**What the task asks:**
Pull out each line of the records holding the string "Basen".

+++ Dataset records +++

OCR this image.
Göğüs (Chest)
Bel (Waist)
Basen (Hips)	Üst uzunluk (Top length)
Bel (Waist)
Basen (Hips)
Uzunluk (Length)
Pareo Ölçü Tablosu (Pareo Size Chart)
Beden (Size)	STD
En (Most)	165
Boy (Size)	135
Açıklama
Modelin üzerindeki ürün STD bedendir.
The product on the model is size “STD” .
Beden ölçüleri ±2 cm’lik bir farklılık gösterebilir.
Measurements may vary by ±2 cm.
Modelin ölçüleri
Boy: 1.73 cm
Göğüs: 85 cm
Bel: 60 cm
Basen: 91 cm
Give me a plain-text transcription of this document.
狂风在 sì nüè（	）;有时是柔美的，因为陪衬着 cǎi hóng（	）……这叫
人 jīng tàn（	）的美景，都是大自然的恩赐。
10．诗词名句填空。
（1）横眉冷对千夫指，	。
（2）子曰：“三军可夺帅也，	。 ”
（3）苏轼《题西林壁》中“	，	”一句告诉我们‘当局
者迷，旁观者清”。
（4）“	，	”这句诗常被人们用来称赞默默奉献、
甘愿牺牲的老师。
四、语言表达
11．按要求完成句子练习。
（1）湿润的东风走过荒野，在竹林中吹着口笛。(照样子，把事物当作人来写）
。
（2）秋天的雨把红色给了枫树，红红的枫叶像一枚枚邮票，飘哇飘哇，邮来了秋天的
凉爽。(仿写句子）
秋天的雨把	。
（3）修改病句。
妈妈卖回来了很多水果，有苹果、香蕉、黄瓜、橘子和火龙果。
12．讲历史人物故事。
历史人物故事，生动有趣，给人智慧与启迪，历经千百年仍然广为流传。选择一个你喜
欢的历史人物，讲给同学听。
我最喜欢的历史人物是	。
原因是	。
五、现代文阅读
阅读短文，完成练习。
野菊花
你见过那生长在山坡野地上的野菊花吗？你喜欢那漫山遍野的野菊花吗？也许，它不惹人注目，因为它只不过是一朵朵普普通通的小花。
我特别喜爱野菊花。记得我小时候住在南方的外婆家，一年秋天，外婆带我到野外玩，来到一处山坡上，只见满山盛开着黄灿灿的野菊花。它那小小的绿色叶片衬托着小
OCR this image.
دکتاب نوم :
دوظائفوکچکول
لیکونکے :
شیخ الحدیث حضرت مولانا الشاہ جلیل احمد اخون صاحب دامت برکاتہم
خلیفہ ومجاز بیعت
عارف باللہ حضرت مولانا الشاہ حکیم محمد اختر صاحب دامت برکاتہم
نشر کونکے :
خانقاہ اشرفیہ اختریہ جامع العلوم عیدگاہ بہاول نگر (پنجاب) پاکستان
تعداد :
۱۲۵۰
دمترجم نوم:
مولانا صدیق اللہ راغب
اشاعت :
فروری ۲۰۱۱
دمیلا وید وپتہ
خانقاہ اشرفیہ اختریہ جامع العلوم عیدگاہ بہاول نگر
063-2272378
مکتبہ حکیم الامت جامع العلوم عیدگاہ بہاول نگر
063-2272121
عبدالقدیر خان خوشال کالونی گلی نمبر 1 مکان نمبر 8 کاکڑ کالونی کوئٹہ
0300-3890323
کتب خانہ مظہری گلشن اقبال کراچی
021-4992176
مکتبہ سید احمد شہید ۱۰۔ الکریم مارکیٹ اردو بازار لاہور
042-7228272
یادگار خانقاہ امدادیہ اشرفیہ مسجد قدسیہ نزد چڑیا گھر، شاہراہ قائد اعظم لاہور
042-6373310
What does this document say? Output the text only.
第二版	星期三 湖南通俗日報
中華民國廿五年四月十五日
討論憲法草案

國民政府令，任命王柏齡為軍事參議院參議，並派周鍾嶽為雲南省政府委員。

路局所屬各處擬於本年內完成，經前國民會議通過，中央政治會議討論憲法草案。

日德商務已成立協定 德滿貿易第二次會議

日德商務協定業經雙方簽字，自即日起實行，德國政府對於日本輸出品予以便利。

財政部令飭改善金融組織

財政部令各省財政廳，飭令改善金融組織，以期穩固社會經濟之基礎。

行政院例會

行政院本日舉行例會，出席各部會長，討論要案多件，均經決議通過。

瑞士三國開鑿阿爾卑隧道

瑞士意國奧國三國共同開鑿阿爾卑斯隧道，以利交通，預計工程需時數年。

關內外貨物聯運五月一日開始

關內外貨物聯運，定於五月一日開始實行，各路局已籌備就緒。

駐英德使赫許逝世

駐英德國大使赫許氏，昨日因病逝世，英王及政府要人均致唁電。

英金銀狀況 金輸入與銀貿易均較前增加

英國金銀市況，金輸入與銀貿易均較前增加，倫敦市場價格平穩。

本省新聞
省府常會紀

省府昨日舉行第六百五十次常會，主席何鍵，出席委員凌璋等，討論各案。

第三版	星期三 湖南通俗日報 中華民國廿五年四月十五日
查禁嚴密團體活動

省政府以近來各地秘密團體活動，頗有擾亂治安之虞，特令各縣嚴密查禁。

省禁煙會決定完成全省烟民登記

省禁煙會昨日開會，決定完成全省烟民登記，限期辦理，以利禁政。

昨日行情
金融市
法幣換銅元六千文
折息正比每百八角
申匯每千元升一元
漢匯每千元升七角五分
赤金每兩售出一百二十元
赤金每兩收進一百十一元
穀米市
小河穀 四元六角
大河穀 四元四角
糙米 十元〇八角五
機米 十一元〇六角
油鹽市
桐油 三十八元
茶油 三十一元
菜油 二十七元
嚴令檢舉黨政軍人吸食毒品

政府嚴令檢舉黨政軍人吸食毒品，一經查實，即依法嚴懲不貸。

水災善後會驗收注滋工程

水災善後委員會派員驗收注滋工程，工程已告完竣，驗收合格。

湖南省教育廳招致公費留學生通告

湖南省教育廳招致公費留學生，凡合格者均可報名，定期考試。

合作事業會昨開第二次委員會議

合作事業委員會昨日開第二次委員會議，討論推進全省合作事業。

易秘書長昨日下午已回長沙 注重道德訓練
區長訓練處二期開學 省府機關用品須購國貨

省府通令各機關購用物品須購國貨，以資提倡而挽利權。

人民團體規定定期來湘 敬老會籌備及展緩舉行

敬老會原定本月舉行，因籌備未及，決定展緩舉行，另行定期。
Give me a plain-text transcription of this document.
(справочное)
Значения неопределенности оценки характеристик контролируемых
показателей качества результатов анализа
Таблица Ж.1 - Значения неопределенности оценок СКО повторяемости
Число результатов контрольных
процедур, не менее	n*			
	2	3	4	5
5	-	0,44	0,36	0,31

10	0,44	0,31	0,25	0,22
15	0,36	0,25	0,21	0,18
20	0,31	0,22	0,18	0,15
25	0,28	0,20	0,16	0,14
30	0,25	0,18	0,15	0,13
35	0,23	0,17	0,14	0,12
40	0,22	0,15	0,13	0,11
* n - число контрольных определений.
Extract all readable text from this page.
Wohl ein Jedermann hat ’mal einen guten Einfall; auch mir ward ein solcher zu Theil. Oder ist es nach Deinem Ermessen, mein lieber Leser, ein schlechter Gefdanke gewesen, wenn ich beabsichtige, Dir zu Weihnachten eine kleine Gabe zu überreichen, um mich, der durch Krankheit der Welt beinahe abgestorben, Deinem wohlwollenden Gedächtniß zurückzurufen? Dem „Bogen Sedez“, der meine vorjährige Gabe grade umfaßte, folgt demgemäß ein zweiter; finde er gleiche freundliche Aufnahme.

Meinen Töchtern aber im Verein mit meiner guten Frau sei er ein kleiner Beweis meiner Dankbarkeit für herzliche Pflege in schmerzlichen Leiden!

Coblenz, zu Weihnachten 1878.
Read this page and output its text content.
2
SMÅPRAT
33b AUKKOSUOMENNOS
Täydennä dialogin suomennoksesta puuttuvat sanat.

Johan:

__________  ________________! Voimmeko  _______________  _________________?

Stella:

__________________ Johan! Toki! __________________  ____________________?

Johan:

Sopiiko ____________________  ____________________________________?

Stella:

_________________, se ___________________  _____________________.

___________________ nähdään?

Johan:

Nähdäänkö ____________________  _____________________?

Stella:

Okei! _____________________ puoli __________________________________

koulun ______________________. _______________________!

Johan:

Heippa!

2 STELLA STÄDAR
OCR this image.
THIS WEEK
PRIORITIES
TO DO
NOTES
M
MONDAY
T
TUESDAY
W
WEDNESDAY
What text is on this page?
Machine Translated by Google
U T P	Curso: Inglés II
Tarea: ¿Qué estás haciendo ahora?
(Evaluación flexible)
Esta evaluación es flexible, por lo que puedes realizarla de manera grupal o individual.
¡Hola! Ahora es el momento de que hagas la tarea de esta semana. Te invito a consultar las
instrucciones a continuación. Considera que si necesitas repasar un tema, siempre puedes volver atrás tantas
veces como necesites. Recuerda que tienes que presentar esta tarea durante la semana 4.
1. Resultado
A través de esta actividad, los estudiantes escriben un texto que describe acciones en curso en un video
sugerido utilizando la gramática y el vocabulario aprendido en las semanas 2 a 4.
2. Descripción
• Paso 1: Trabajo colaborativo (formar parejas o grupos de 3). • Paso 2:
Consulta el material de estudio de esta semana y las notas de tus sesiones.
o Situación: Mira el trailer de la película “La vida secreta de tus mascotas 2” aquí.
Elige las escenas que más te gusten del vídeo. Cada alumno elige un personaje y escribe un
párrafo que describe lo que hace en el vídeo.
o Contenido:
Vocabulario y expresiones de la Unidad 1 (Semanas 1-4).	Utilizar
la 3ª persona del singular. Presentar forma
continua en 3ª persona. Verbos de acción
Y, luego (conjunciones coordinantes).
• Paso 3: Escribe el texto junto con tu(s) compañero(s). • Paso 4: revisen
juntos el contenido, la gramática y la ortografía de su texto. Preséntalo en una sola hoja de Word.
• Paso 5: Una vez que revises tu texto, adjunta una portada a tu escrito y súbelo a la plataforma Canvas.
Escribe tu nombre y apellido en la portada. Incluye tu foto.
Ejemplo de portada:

+++

**Response to the exercise:**
Basen (Hips)	Üst uzunluk (Top length)
Basen (Hips)
Basen: 91 cm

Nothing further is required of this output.